The Problem with Google’s Journal Rankings

Why they should not be used to assess research quality

I keep seeing Google’s journal rankings being used to measure research quality, and I want to explain why I think this is a bad idea. One could, of course, argue that citations do not reflect research quality anyway and therefore are of little relevance, but that is not the point I want to make here. I will simply run a small set of simulations to illustrate a key problem with how Google’s h-index is being used.

The h-index

Google calculates the h-index for scholars and journals alike. For a given set of articles, the h-index is “the largest number h such that h articles have at least h citations each”. This means we can calculate it as follows:

h.index = function(citations) {
  citations = citations[order(citations, decreasing = TRUE)]
  tail(which(citations >= seq_along(citations)), 1)
}

To rank journals, Google uses the h5-index, which is an h-index based on the articles published by a journal in the last 5 complete years. If we were solely interested in a journal’s impact over these 5 years, this could possibly be an acceptable measure. However, Google’s ranking of journals is often assumed to reflect the general quality or impact of the articles that are published in these journals – which is a very different thing.

Simulation setup

To see the distinction, let’s run a small set of simulations comparing three journals that differ in the number of articles they publish:

  • Journal 1 publishes 12 issues per year and 15 articles (or other citable items) per issue, which over 5 years gives 900 articles.
  • Journal 2 publishes 10 issues per year and 8 articles (or other citable items) per issue, which over 5 years gives 400 articles.
  • Journal 3 publishes 4 issues per year and 8 articles (or other citable items) per issue, which over 5 years gives 160 articles.

In addition, the journals differ in the average impact of the articles they publish:

  • Journal 1 and 2 publish articles with the same tendency to get cited.
  • Journal 3 publishes articles with a higher tendency to get cited.

Here’s a function to generate data that fit this description:

gen.dat <- function() {
  list(journal1 = rnbinom(5 * 12 * 15, 1, prob = .05), 
       journal2 = rnbinom(5 * 10 * 8, 1, prob = .05), 
       journal3 = rnbinom(5 * 4 * 8, 1, prob = .04))
}

Now, let’s generate 1000 datasets and calculate the average number of citations per article as well as the h-index for each journal:

results <- vector()

### Given information
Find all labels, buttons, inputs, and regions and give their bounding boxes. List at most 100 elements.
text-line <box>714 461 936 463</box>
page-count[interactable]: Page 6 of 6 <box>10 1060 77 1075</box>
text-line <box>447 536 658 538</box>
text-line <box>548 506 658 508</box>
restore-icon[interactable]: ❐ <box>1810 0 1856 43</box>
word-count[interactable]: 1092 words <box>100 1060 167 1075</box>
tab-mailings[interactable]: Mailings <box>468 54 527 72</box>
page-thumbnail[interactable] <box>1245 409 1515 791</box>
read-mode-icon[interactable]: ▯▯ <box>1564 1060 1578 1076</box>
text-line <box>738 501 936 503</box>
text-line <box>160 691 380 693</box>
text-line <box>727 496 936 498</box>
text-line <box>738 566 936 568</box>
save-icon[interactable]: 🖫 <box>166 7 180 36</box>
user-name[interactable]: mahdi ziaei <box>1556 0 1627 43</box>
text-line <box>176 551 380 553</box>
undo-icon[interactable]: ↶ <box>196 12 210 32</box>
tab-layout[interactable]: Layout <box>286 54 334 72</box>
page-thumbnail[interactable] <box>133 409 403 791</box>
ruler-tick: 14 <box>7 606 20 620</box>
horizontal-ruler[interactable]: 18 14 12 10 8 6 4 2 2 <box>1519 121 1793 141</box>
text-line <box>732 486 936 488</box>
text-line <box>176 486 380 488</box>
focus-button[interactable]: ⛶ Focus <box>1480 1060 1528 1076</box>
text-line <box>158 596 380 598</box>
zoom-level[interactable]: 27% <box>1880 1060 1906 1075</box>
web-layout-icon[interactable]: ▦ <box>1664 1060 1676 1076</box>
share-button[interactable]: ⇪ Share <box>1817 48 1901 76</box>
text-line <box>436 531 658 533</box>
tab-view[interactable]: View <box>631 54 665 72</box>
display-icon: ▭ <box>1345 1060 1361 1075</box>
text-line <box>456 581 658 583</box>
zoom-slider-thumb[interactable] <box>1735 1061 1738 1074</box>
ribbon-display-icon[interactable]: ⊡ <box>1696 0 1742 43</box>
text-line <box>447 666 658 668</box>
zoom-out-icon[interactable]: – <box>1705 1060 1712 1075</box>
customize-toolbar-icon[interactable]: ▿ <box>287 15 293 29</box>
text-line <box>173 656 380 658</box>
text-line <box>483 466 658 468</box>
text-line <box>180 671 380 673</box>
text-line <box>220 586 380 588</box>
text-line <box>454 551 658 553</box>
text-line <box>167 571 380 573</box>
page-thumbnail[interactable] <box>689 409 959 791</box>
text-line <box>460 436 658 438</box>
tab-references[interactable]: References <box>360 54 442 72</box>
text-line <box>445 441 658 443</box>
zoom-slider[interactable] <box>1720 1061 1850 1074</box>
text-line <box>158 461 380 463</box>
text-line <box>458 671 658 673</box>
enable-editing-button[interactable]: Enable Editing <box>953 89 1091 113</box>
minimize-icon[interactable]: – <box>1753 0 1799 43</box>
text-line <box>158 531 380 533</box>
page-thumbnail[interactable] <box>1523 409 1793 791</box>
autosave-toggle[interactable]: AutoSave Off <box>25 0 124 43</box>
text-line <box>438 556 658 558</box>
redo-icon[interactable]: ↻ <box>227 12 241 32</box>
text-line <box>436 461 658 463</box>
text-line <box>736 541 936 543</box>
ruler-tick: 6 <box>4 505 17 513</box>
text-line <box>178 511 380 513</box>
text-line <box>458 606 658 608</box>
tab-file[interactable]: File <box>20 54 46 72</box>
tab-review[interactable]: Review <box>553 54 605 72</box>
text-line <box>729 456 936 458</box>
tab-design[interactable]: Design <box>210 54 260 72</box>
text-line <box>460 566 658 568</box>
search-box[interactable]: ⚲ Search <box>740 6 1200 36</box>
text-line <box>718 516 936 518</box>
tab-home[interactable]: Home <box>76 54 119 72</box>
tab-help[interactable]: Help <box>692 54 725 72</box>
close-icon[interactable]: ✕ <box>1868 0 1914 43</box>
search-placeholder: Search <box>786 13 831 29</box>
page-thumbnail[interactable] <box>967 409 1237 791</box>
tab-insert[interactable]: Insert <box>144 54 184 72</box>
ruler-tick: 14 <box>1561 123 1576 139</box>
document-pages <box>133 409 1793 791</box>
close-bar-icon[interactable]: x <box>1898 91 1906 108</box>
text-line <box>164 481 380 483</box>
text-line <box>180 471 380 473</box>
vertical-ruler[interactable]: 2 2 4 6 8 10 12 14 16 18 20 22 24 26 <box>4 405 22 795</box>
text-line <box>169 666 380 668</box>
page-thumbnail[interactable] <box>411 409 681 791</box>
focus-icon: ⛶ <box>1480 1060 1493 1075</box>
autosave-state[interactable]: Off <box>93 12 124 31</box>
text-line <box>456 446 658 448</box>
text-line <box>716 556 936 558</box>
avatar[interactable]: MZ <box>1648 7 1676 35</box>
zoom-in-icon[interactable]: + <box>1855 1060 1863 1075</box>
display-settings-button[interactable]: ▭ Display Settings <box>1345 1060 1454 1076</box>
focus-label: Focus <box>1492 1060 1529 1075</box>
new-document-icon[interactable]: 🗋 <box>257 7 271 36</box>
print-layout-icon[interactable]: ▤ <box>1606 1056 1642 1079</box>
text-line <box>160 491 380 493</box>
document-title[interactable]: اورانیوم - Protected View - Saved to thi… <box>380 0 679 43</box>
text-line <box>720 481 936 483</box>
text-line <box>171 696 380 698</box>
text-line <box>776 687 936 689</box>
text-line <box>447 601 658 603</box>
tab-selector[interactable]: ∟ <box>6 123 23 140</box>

### What you are asked to do
In the text about Google's journal rankings, which articles is the h5-index based on?

### Exercise answer
The h5-index is based on the articles a journal published in the last 5 complete years.